Records supplied.

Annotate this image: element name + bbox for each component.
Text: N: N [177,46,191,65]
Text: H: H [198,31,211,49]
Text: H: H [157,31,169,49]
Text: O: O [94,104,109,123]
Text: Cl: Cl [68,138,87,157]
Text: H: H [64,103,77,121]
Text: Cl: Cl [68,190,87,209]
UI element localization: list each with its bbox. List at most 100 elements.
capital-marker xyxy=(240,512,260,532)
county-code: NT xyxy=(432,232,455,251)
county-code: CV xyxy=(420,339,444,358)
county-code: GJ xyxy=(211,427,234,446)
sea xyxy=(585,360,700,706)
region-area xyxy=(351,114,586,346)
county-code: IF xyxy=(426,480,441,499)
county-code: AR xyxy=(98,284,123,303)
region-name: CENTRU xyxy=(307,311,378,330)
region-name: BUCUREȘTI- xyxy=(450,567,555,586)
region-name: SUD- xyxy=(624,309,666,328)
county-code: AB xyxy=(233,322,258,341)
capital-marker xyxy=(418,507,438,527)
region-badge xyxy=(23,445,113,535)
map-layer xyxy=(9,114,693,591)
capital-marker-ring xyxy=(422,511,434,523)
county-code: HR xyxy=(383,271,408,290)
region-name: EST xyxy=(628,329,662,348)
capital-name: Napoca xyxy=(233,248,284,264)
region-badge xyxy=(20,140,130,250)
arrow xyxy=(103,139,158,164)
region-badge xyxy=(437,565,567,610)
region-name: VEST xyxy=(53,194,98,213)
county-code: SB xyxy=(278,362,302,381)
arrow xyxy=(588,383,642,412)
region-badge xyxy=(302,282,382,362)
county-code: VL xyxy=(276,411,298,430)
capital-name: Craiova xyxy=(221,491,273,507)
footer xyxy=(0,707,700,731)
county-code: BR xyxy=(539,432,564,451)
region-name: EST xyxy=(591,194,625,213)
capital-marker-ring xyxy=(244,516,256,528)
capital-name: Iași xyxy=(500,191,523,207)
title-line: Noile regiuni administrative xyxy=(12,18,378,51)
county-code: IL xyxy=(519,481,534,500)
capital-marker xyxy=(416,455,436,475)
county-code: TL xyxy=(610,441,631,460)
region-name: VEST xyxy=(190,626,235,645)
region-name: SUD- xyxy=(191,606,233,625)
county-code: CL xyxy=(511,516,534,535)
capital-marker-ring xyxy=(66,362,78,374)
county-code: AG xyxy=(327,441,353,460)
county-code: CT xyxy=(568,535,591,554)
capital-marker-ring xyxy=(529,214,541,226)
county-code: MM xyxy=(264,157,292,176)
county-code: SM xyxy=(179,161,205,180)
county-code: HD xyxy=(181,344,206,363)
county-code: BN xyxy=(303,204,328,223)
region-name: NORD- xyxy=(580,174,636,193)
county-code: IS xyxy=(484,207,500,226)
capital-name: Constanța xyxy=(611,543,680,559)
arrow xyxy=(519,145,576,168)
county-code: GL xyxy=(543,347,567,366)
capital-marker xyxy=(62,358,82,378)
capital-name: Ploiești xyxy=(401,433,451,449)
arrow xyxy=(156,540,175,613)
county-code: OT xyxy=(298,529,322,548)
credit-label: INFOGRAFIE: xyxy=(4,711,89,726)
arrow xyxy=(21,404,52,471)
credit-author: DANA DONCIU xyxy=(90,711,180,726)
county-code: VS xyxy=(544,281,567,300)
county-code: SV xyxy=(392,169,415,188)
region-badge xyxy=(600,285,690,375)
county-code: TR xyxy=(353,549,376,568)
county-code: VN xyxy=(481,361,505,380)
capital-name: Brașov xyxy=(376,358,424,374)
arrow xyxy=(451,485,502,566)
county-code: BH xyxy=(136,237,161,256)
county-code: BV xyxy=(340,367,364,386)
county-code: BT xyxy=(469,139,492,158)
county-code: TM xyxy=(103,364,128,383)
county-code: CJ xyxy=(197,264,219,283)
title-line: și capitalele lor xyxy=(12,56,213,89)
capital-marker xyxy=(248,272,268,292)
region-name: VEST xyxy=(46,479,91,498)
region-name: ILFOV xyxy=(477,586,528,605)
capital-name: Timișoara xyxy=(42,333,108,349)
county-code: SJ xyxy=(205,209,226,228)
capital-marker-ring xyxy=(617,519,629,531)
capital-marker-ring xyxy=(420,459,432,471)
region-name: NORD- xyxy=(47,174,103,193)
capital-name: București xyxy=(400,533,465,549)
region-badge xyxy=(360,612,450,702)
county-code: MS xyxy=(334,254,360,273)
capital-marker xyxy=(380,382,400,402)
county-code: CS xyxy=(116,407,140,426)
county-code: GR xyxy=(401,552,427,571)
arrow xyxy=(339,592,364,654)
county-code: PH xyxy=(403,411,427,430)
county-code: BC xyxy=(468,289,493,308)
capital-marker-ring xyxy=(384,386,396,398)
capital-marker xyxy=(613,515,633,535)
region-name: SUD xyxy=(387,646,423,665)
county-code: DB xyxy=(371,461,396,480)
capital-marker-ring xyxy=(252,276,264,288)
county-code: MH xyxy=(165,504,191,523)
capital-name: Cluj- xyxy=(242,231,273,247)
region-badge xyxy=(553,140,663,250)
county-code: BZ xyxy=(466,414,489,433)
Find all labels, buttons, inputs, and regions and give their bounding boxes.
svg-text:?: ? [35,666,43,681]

Work to do. Edit the data above by changing every "region-badge" to "region-emblem" and leaving all other text unchanged.

The completed task.
Annotate this image: element name + bbox for each component.
Text: N: N [177,46,191,65]
Text: H: H [198,31,211,49]
Text: H: H [157,31,169,49]
Text: O: O [94,104,109,123]
Text: Cl: Cl [68,138,87,157]
Text: H: H [64,103,77,121]
Text: Cl: Cl [68,190,87,209]
UI element localization: list each with its bbox. List at most 100 elements.
capital-marker xyxy=(240,512,260,532)
county-code: NT xyxy=(432,232,455,251)
county-code: CV xyxy=(420,339,444,358)
county-code: GJ xyxy=(211,427,234,446)
sea xyxy=(585,360,700,706)
region-area xyxy=(351,114,586,346)
county-code: IF xyxy=(426,480,441,499)
county-code: AR xyxy=(98,284,123,303)
region-name: CENTRU xyxy=(307,311,378,330)
region-name: BUCUREȘTI- xyxy=(450,567,555,586)
region-name: SUD- xyxy=(624,309,666,328)
county-code: AB xyxy=(233,322,258,341)
capital-marker xyxy=(418,507,438,527)
region-emblem xyxy=(23,445,113,535)
map-layer xyxy=(9,114,693,591)
capital-marker-ring xyxy=(422,511,434,523)
county-code: HR xyxy=(383,271,408,290)
region-name: EST xyxy=(628,329,662,348)
capital-name: Napoca xyxy=(233,248,284,264)
region-emblem xyxy=(20,140,130,250)
arrow xyxy=(103,139,158,164)
region-emblem xyxy=(437,565,567,610)
region-name: VEST xyxy=(53,194,98,213)
county-code: SB xyxy=(278,362,302,381)
arrow xyxy=(588,383,642,412)
region-emblem xyxy=(302,282,382,362)
county-code: VL xyxy=(276,411,298,430)
capital-name: Craiova xyxy=(221,491,273,507)
footer xyxy=(0,707,700,731)
county-code: BR xyxy=(539,432,564,451)
region-name: EST xyxy=(591,194,625,213)
capital-marker-ring xyxy=(244,516,256,528)
capital-name: Iași xyxy=(500,191,523,207)
title-line: Noile regiuni administrative xyxy=(12,18,378,51)
county-code: IL xyxy=(519,481,534,500)
capital-marker xyxy=(416,455,436,475)
county-code: TL xyxy=(610,441,631,460)
region-name: VEST xyxy=(190,626,235,645)
region-name: SUD- xyxy=(191,606,233,625)
county-code: CL xyxy=(511,516,534,535)
capital-marker-ring xyxy=(66,362,78,374)
county-code: AG xyxy=(327,441,353,460)
county-code: CT xyxy=(568,535,591,554)
capital-marker-ring xyxy=(529,214,541,226)
county-code: MM xyxy=(264,157,292,176)
county-code: SM xyxy=(179,161,205,180)
county-code: HD xyxy=(181,344,206,363)
county-code: BN xyxy=(303,204,328,223)
region-name: NORD- xyxy=(580,174,636,193)
county-code: IS xyxy=(484,207,500,226)
capital-name: Constanța xyxy=(611,543,680,559)
arrow xyxy=(519,145,576,168)
county-code: GL xyxy=(543,347,567,366)
capital-marker xyxy=(62,358,82,378)
capital-name: Ploiești xyxy=(401,433,451,449)
arrow xyxy=(156,540,175,613)
county-code: OT xyxy=(298,529,322,548)
credit-label: INFOGRAFIE: xyxy=(4,711,89,726)
arrow xyxy=(21,404,52,471)
credit-author: DANA DONCIU xyxy=(90,711,180,726)
county-code: VS xyxy=(544,281,567,300)
county-code: SV xyxy=(392,169,415,188)
region-emblem xyxy=(600,285,690,375)
county-code: TR xyxy=(353,549,376,568)
county-code: VN xyxy=(481,361,505,380)
capital-name: Brașov xyxy=(376,358,424,374)
arrow xyxy=(451,485,502,566)
county-code: BH xyxy=(136,237,161,256)
county-code: BV xyxy=(340,367,364,386)
county-code: BT xyxy=(469,139,492,158)
county-code: TM xyxy=(103,364,128,383)
county-code: CJ xyxy=(197,264,219,283)
title-line: și capitalele lor xyxy=(12,56,213,89)
capital-marker xyxy=(248,272,268,292)
region-name: VEST xyxy=(46,479,91,498)
region-name: ILFOV xyxy=(477,586,528,605)
capital-name: Timișoara xyxy=(42,333,108,349)
county-code: SJ xyxy=(205,209,226,228)
capital-marker-ring xyxy=(617,519,629,531)
capital-marker-ring xyxy=(420,459,432,471)
region-name: NORD- xyxy=(47,174,103,193)
capital-name: București xyxy=(400,533,465,549)
region-emblem xyxy=(360,612,450,702)
county-code: MS xyxy=(334,254,360,273)
capital-marker xyxy=(380,382,400,402)
county-code: CS xyxy=(116,407,140,426)
county-code: GR xyxy=(401,552,427,571)
arrow xyxy=(339,592,364,654)
county-code: PH xyxy=(403,411,427,430)
county-code: BC xyxy=(468,289,493,308)
capital-marker-ring xyxy=(384,386,396,398)
capital-marker xyxy=(613,515,633,535)
region-name: SUD xyxy=(387,646,423,665)
county-code: DB xyxy=(371,461,396,480)
capital-marker-ring xyxy=(252,276,264,288)
county-code: MH xyxy=(165,504,191,523)
capital-name: Cluj- xyxy=(242,231,273,247)
region-emblem xyxy=(553,140,663,250)
county-code: BZ xyxy=(466,414,489,433)
Find all labels, buttons, inputs, and regions and give their bounding boxes.
svg-text:?: ? [35,666,43,681]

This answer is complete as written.